#### Problem details:
Give the entries again exactly, every one of them.

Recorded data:

★ ★ ★ ★ ★

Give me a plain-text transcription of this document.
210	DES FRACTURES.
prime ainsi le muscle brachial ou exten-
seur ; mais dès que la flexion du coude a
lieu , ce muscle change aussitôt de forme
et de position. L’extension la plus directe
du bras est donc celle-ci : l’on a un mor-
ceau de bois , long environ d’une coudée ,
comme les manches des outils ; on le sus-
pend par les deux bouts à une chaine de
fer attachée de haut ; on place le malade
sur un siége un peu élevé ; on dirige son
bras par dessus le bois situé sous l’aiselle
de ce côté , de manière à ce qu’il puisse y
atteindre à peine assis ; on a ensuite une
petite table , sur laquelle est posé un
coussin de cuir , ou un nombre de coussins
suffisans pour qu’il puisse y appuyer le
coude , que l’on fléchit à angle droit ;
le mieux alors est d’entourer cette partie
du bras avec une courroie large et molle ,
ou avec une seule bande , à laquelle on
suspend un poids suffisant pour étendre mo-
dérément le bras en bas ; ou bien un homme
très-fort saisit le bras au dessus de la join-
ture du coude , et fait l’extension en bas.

★ ★ ★ ★ ★

#### Reply:
Give me a plain-text transcription of this document.
210	DES FRACTURES.
prime ainsi le muscle brachial ou exten-
seur ; mais dès que la flexion du coude a
lieu , ce muscle change aussitôt de forme
et de position. L’extension la plus directe
du bras est donc celle-ci : l’on a un mor-
ceau de bois , long environ d’une coudée ,
comme les manches des outils ; on le sus-
pend par les deux bouts à une chaine de
fer attachée de haut ; on place le malade
sur un siége un peu élevé ; on dirige son
bras par dessus le bois situé sous l’aiselle
de ce côté , de manière à ce qu’il puisse y
atteindre à peine assis ; on a ensuite une
petite table , sur laquelle est posé un
coussin de cuir , ou un nombre de coussins
suffisans pour qu’il puisse y appuyer le
coude , que l’on fléchit à angle droit ;
le mieux alors est d’entourer cette partie
du bras avec une courroie large et molle ,
ou avec une seule bande , à laquelle on
suspend un poids suffisant pour étendre mo-
dérément le bras en bas ; ou bien un homme
très-fort saisit le bras au dessus de la join-
ture du coude , et fait l’extension en bas.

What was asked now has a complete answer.